== Given entries ==

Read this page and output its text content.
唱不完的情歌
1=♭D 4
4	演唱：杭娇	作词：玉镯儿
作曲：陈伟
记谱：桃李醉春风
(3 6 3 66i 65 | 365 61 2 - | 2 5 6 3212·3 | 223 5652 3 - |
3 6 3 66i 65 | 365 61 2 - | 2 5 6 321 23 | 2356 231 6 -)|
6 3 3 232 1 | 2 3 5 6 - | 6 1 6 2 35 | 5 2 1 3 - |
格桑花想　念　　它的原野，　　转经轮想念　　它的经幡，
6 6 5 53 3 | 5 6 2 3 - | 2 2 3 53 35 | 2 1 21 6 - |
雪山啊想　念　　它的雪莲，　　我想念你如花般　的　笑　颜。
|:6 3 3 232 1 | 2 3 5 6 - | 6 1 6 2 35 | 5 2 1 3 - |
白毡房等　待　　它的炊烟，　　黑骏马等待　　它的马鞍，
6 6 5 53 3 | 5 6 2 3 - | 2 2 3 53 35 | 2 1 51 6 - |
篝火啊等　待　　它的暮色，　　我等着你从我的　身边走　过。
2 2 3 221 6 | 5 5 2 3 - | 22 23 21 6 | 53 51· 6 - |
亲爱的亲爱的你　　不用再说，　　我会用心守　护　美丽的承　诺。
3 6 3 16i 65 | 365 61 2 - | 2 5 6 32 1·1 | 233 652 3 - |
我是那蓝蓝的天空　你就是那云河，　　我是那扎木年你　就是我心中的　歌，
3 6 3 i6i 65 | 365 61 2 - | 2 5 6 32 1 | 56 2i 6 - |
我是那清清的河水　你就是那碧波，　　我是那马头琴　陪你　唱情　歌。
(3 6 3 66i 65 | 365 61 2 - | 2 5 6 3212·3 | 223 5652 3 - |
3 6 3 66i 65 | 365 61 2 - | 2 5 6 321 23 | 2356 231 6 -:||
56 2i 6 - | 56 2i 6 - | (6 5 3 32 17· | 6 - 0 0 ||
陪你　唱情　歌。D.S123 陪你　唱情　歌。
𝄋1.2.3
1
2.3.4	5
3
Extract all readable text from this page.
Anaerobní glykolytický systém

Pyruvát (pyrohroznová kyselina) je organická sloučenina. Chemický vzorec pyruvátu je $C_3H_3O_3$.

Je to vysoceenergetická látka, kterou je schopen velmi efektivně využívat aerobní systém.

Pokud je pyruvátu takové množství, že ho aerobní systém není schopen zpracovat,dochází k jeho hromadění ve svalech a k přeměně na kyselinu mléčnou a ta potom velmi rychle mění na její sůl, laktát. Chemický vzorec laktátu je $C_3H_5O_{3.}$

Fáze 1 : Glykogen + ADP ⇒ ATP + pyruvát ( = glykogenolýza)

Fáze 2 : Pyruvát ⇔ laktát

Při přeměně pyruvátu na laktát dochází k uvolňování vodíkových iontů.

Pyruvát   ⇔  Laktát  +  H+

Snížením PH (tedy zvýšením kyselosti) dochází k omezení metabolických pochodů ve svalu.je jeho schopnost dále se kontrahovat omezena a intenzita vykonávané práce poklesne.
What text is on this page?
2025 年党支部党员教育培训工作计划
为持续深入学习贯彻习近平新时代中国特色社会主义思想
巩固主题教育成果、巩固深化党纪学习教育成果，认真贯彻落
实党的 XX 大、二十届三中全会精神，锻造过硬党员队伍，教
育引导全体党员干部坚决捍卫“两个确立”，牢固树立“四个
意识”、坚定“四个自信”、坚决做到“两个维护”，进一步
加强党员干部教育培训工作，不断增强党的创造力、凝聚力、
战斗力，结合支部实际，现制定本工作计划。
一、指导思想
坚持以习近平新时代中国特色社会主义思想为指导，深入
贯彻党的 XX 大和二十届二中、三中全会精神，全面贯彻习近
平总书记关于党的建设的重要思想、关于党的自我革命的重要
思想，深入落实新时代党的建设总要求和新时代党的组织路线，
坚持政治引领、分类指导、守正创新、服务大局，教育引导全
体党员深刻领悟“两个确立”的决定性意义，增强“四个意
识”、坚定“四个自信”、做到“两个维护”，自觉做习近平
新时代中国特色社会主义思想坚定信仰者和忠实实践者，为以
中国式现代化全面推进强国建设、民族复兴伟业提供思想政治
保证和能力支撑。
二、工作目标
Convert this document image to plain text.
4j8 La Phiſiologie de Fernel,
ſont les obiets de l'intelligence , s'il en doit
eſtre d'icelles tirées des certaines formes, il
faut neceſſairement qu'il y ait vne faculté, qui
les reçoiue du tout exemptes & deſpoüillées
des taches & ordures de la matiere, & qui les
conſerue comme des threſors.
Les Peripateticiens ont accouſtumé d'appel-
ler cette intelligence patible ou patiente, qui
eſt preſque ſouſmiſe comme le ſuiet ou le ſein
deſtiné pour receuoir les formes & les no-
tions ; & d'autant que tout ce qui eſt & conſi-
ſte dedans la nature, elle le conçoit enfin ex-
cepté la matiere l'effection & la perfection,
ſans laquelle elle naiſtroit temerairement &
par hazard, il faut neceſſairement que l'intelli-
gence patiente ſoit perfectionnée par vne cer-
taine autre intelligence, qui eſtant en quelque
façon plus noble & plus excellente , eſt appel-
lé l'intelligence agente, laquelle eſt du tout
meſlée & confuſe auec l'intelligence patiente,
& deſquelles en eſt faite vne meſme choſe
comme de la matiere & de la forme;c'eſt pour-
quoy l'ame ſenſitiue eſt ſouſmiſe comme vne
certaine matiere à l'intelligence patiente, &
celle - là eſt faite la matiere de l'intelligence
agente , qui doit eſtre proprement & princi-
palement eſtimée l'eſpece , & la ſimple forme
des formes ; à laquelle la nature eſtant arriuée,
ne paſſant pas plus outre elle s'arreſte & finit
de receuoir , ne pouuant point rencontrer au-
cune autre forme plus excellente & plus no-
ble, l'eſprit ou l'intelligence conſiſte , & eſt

===

> What you will do
Retype the records that precede this task, keeping them exactly the same.

> The response
Read this page and output its text content.
唱不完的情歌
1=♭D 4
4	演唱：杭娇	作词：玉镯儿
作曲：陈伟
记谱：桃李醉春风
(3 6 3 66i 65 | 365 61 2 - | 2 5 6 3212·3 | 223 5652 3 - |
3 6 3 66i 65 | 365 61 2 - | 2 5 6 321 23 | 2356 231 6 -)|
6 3 3 232 1 | 2 3 5 6 - | 6 1 6 2 35 | 5 2 1 3 - |
格桑花想　念　　它的原野，　　转经轮想念　　它的经幡，
6 6 5 53 3 | 5 6 2 3 - | 2 2 3 53 35 | 2 1 21 6 - |
雪山啊想　念　　它的雪莲，　　我想念你如花般　的　笑　颜。
|:6 3 3 232 1 | 2 3 5 6 - | 6 1 6 2 35 | 5 2 1 3 - |
白毡房等　待　　它的炊烟，　　黑骏马等待　　它的马鞍，
6 6 5 53 3 | 5 6 2 3 - | 2 2 3 53 35 | 2 1 51 6 - |
篝火啊等　待　　它的暮色，　　我等着你从我的　身边走　过。
2 2 3 221 6 | 5 5 2 3 - | 22 23 21 6 | 53 51· 6 - |
亲爱的亲爱的你　　不用再说，　　我会用心守　护　美丽的承　诺。
3 6 3 16i 65 | 365 61 2 - | 2 5 6 32 1·1 | 233 652 3 - |
我是那蓝蓝的天空　你就是那云河，　　我是那扎木年你　就是我心中的　歌，
3 6 3 i6i 65 | 365 61 2 - | 2 5 6 32 1 | 56 2i 6 - |
我是那清清的河水　你就是那碧波，　　我是那马头琴　陪你　唱情　歌。
(3 6 3 66i 65 | 365 61 2 - | 2 5 6 3212·3 | 223 5652 3 - |
3 6 3 66i 65 | 365 61 2 - | 2 5 6 321 23 | 2356 231 6 -:||
56 2i 6 - | 56 2i 6 - | (6 5 3 32 17· | 6 - 0 0 ||
陪你　唱情　歌。D.S123 陪你　唱情　歌。
𝄋1.2.3
1
2.3.4	5
3
Extract all readable text from this page.
Anaerobní glykolytický systém

Pyruvát (pyrohroznová kyselina) je organická sloučenina. Chemický vzorec pyruvátu je $C_3H_3O_3$.

Je to vysoceenergetická látka, kterou je schopen velmi efektivně využívat aerobní systém.

Pokud je pyruvátu takové množství, že ho aerobní systém není schopen zpracovat,dochází k jeho hromadění ve svalech a k přeměně na kyselinu mléčnou a ta potom velmi rychle mění na její sůl, laktát. Chemický vzorec laktátu je $C_3H_5O_{3.}$

Fáze 1 : Glykogen + ADP ⇒ ATP + pyruvát ( = glykogenolýza)

Fáze 2 : Pyruvát ⇔ laktát

Při přeměně pyruvátu na laktát dochází k uvolňování vodíkových iontů.

Pyruvát   ⇔  Laktát  +  H+

Snížením PH (tedy zvýšením kyselosti) dochází k omezení metabolických pochodů ve svalu.je jeho schopnost dále se kontrahovat omezena a intenzita vykonávané práce poklesne.
What text is on this page?
2025 年党支部党员教育培训工作计划
为持续深入学习贯彻习近平新时代中国特色社会主义思想
巩固主题教育成果、巩固深化党纪学习教育成果，认真贯彻落
实党的 XX 大、二十届三中全会精神，锻造过硬党员队伍，教
育引导全体党员干部坚决捍卫“两个确立”，牢固树立“四个
意识”、坚定“四个自信”、坚决做到“两个维护”，进一步
加强党员干部教育培训工作，不断增强党的创造力、凝聚力、
战斗力，结合支部实际，现制定本工作计划。
一、指导思想
坚持以习近平新时代中国特色社会主义思想为指导，深入
贯彻党的 XX 大和二十届二中、三中全会精神，全面贯彻习近
平总书记关于党的建设的重要思想、关于党的自我革命的重要
思想，深入落实新时代党的建设总要求和新时代党的组织路线，
坚持政治引领、分类指导、守正创新、服务大局，教育引导全
体党员深刻领悟“两个确立”的决定性意义，增强“四个意
识”、坚定“四个自信”、做到“两个维护”，自觉做习近平
新时代中国特色社会主义思想坚定信仰者和忠实实践者，为以
中国式现代化全面推进强国建设、民族复兴伟业提供思想政治
保证和能力支撑。
二、工作目标
Convert this document image to plain text.
4j8 La Phiſiologie de Fernel,
ſont les obiets de l'intelligence , s'il en doit
eſtre d'icelles tirées des certaines formes, il
faut neceſſairement qu'il y ait vne faculté, qui
les reçoiue du tout exemptes & deſpoüillées
des taches & ordures de la matiere, & qui les
conſerue comme des threſors.
Les Peripateticiens ont accouſtumé d'appel-
ler cette intelligence patible ou patiente, qui
eſt preſque ſouſmiſe comme le ſuiet ou le ſein
deſtiné pour receuoir les formes & les no-
tions ; & d'autant que tout ce qui eſt & conſi-
ſte dedans la nature, elle le conçoit enfin ex-
cepté la matiere l'effection & la perfection,
ſans laquelle elle naiſtroit temerairement &
par hazard, il faut neceſſairement que l'intelli-
gence patiente ſoit perfectionnée par vne cer-
taine autre intelligence, qui eſtant en quelque
façon plus noble & plus excellente , eſt appel-
lé l'intelligence agente, laquelle eſt du tout
meſlée & confuſe auec l'intelligence patiente,
& deſquelles en eſt faite vne meſme choſe
comme de la matiere & de la forme;c'eſt pour-
quoy l'ame ſenſitiue eſt ſouſmiſe comme vne
certaine matiere à l'intelligence patiente, &
celle - là eſt faite la matiere de l'intelligence
agente , qui doit eſtre proprement & princi-
palement eſtimée l'eſpece , & la ſimple forme
des formes ; à laquelle la nature eſtant arriuée,
ne paſſant pas plus outre elle s'arreſte & finit
de receuoir , ne pouuant point rencontrer au-
cune autre forme plus excellente & plus no-
ble, l'eſprit ou l'intelligence conſiſte , & eſt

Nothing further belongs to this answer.